= Task goal =
Transcribe every line, keeping it exact.

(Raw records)
----------------------------------------
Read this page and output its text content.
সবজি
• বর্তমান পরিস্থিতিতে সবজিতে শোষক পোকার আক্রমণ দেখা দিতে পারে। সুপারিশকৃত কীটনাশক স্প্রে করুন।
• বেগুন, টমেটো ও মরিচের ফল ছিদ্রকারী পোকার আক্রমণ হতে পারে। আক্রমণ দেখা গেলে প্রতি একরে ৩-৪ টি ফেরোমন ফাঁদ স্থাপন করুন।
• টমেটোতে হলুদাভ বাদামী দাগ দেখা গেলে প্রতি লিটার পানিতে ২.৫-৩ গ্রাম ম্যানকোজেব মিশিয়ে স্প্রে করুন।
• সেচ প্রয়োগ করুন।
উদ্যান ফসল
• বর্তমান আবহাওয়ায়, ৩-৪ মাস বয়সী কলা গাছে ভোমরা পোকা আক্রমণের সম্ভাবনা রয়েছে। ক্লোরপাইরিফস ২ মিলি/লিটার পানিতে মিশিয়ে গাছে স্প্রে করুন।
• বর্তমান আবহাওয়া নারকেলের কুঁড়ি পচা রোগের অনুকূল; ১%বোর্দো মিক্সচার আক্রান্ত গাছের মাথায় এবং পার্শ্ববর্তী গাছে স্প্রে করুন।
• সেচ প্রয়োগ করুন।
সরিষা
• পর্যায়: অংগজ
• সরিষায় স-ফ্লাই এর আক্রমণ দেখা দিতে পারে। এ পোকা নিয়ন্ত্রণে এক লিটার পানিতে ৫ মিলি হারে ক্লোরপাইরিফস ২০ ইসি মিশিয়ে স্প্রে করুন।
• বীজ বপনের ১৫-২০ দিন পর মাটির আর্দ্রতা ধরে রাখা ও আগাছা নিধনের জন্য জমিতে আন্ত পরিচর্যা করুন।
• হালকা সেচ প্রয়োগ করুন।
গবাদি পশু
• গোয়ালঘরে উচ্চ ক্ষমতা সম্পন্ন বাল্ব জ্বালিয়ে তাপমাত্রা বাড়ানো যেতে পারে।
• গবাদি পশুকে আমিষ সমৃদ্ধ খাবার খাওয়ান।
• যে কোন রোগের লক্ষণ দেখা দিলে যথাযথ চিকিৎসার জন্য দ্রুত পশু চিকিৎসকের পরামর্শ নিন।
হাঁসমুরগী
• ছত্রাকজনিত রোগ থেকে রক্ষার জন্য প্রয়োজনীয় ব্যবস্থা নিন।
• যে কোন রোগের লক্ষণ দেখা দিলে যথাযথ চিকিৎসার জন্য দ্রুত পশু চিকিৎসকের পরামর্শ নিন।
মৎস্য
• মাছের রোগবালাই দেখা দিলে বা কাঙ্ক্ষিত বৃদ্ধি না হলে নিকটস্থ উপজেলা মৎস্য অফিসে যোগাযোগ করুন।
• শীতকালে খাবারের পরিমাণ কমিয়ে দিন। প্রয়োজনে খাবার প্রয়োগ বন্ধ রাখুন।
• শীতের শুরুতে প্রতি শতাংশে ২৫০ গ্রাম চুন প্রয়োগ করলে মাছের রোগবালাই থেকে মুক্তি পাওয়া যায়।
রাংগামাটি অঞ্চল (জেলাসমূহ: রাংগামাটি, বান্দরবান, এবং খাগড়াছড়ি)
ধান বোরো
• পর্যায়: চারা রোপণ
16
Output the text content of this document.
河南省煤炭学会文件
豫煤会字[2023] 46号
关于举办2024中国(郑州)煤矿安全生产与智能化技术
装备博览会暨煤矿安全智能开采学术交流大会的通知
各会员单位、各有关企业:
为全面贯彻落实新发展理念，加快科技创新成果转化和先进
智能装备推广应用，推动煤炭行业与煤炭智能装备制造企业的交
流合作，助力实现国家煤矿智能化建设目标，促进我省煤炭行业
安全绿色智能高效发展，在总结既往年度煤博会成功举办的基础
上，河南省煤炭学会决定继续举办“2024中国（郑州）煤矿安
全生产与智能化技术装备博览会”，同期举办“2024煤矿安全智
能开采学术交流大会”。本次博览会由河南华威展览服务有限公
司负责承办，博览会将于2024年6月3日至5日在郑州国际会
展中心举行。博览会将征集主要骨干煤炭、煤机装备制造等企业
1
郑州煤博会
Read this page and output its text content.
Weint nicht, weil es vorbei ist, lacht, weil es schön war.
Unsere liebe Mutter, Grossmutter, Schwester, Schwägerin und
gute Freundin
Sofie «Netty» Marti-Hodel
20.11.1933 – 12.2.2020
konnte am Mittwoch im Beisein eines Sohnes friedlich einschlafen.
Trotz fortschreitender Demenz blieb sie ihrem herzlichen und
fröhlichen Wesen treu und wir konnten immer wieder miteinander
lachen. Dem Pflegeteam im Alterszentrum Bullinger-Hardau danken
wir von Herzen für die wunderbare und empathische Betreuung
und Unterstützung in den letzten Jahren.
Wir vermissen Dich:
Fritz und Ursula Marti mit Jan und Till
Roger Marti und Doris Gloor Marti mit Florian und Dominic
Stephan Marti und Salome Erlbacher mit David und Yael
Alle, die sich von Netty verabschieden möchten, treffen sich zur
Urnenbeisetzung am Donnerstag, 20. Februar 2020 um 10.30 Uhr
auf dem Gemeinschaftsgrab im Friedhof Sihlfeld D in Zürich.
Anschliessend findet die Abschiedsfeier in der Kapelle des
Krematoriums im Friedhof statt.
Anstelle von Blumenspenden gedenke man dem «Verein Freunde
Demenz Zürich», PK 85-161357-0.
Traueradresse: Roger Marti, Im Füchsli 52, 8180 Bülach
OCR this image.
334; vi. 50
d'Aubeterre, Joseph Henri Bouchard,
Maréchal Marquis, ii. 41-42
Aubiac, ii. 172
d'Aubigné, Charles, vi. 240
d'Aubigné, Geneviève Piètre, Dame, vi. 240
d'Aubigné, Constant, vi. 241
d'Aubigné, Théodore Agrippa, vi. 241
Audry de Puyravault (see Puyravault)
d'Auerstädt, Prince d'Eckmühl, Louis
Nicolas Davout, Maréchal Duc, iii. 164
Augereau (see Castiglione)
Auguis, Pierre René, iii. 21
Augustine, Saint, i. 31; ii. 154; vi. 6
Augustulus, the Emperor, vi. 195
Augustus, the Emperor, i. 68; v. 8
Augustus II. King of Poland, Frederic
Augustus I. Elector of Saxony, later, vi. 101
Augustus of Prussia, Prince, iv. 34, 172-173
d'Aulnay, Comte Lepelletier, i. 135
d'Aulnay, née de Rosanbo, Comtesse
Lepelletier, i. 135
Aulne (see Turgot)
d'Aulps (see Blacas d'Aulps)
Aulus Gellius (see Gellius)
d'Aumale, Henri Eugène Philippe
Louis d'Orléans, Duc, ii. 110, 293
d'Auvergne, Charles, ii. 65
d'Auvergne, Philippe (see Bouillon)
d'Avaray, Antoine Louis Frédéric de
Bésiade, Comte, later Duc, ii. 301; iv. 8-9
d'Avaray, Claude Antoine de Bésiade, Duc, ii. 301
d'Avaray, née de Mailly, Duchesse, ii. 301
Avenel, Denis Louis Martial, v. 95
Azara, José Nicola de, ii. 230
----------------------------------------
= Response to the task =
Read this page and output its text content.
সবজি
• বর্তমান পরিস্থিতিতে সবজিতে শোষক পোকার আক্রমণ দেখা দিতে পারে। সুপারিশকৃত কীটনাশক স্প্রে করুন।
• বেগুন, টমেটো ও মরিচের ফল ছিদ্রকারী পোকার আক্রমণ হতে পারে। আক্রমণ দেখা গেলে প্রতি একরে ৩-৪ টি ফেরোমন ফাঁদ স্থাপন করুন।
• টমেটোতে হলুদাভ বাদামী দাগ দেখা গেলে প্রতি লিটার পানিতে ২.৫-৩ গ্রাম ম্যানকোজেব মিশিয়ে স্প্রে করুন।
• সেচ প্রয়োগ করুন।
উদ্যান ফসল
• বর্তমান আবহাওয়ায়, ৩-৪ মাস বয়সী কলা গাছে ভোমরা পোকা আক্রমণের সম্ভাবনা রয়েছে। ক্লোরপাইরিফস ২ মিলি/লিটার পানিতে মিশিয়ে গাছে স্প্রে করুন।
• বর্তমান আবহাওয়া নারকেলের কুঁড়ি পচা রোগের অনুকূল; ১%বোর্দো মিক্সচার আক্রান্ত গাছের মাথায় এবং পার্শ্ববর্তী গাছে স্প্রে করুন।
• সেচ প্রয়োগ করুন।
সরিষা
• পর্যায়: অংগজ
• সরিষায় স-ফ্লাই এর আক্রমণ দেখা দিতে পারে। এ পোকা নিয়ন্ত্রণে এক লিটার পানিতে ৫ মিলি হারে ক্লোরপাইরিফস ২০ ইসি মিশিয়ে স্প্রে করুন।
• বীজ বপনের ১৫-২০ দিন পর মাটির আর্দ্রতা ধরে রাখা ও আগাছা নিধনের জন্য জমিতে আন্ত পরিচর্যা করুন।
• হালকা সেচ প্রয়োগ করুন।
গবাদি পশু
• গোয়ালঘরে উচ্চ ক্ষমতা সম্পন্ন বাল্ব জ্বালিয়ে তাপমাত্রা বাড়ানো যেতে পারে।
• গবাদি পশুকে আমিষ সমৃদ্ধ খাবার খাওয়ান।
• যে কোন রোগের লক্ষণ দেখা দিলে যথাযথ চিকিৎসার জন্য দ্রুত পশু চিকিৎসকের পরামর্শ নিন।
হাঁসমুরগী
• ছত্রাকজনিত রোগ থেকে রক্ষার জন্য প্রয়োজনীয় ব্যবস্থা নিন।
• যে কোন রোগের লক্ষণ দেখা দিলে যথাযথ চিকিৎসার জন্য দ্রুত পশু চিকিৎসকের পরামর্শ নিন।
মৎস্য
• মাছের রোগবালাই দেখা দিলে বা কাঙ্ক্ষিত বৃদ্ধি না হলে নিকটস্থ উপজেলা মৎস্য অফিসে যোগাযোগ করুন।
• শীতকালে খাবারের পরিমাণ কমিয়ে দিন। প্রয়োজনে খাবার প্রয়োগ বন্ধ রাখুন।
• শীতের শুরুতে প্রতি শতাংশে ২৫০ গ্রাম চুন প্রয়োগ করলে মাছের রোগবালাই থেকে মুক্তি পাওয়া যায়।
রাংগামাটি অঞ্চল (জেলাসমূহ: রাংগামাটি, বান্দরবান, এবং খাগড়াছড়ি)
ধান বোরো
• পর্যায়: চারা রোপণ
16
Output the text content of this document.
河南省煤炭学会文件
豫煤会字[2023] 46号
关于举办2024中国(郑州)煤矿安全生产与智能化技术
装备博览会暨煤矿安全智能开采学术交流大会的通知
各会员单位、各有关企业:
为全面贯彻落实新发展理念，加快科技创新成果转化和先进
智能装备推广应用，推动煤炭行业与煤炭智能装备制造企业的交
流合作，助力实现国家煤矿智能化建设目标，促进我省煤炭行业
安全绿色智能高效发展，在总结既往年度煤博会成功举办的基础
上，河南省煤炭学会决定继续举办“2024中国（郑州）煤矿安
全生产与智能化技术装备博览会”，同期举办“2024煤矿安全智
能开采学术交流大会”。本次博览会由河南华威展览服务有限公
司负责承办，博览会将于2024年6月3日至5日在郑州国际会
展中心举行。博览会将征集主要骨干煤炭、煤机装备制造等企业
1
郑州煤博会
Read this page and output its text content.
Weint nicht, weil es vorbei ist, lacht, weil es schön war.
Unsere liebe Mutter, Grossmutter, Schwester, Schwägerin und
gute Freundin
Sofie «Netty» Marti-Hodel
20.11.1933 – 12.2.2020
konnte am Mittwoch im Beisein eines Sohnes friedlich einschlafen.
Trotz fortschreitender Demenz blieb sie ihrem herzlichen und
fröhlichen Wesen treu und wir konnten immer wieder miteinander
lachen. Dem Pflegeteam im Alterszentrum Bullinger-Hardau danken
wir von Herzen für die wunderbare und empathische Betreuung
und Unterstützung in den letzten Jahren.
Wir vermissen Dich:
Fritz und Ursula Marti mit Jan und Till
Roger Marti und Doris Gloor Marti mit Florian und Dominic
Stephan Marti und Salome Erlbacher mit David und Yael
Alle, die sich von Netty verabschieden möchten, treffen sich zur
Urnenbeisetzung am Donnerstag, 20. Februar 2020 um 10.30 Uhr
auf dem Gemeinschaftsgrab im Friedhof Sihlfeld D in Zürich.
Anschliessend findet die Abschiedsfeier in der Kapelle des
Krematoriums im Friedhof statt.
Anstelle von Blumenspenden gedenke man dem «Verein Freunde
Demenz Zürich», PK 85-161357-0.
Traueradresse: Roger Marti, Im Füchsli 52, 8180 Bülach
OCR this image.
334; vi. 50
d'Aubeterre, Joseph Henri Bouchard,
Maréchal Marquis, ii. 41-42
Aubiac, ii. 172
d'Aubigné, Charles, vi. 240
d'Aubigné, Geneviève Piètre, Dame, vi. 240
d'Aubigné, Constant, vi. 241
d'Aubigné, Théodore Agrippa, vi. 241
Audry de Puyravault (see Puyravault)
d'Auerstädt, Prince d'Eckmühl, Louis
Nicolas Davout, Maréchal Duc, iii. 164
Augereau (see Castiglione)
Auguis, Pierre René, iii. 21
Augustine, Saint, i. 31; ii. 154; vi. 6
Augustulus, the Emperor, vi. 195
Augustus, the Emperor, i. 68; v. 8
Augustus II. King of Poland, Frederic
Augustus I. Elector of Saxony, later, vi. 101
Augustus of Prussia, Prince, iv. 34, 172-173
d'Aulnay, Comte Lepelletier, i. 135
d'Aulnay, née de Rosanbo, Comtesse
Lepelletier, i. 135
Aulne (see Turgot)
d'Aulps (see Blacas d'Aulps)
Aulus Gellius (see Gellius)
d'Aumale, Henri Eugène Philippe
Louis d'Orléans, Duc, ii. 110, 293
d'Auvergne, Charles, ii. 65
d'Auvergne, Philippe (see Bouillon)
d'Avaray, Antoine Louis Frédéric de
Bésiade, Comte, later Duc, ii. 301; iv. 8-9
d'Avaray, Claude Antoine de Bésiade, Duc, ii. 301
d'Avaray, née de Mailly, Duchesse, ii. 301
Avenel, Denis Louis Martial, v. 95
Azara, José Nicola de, ii. 230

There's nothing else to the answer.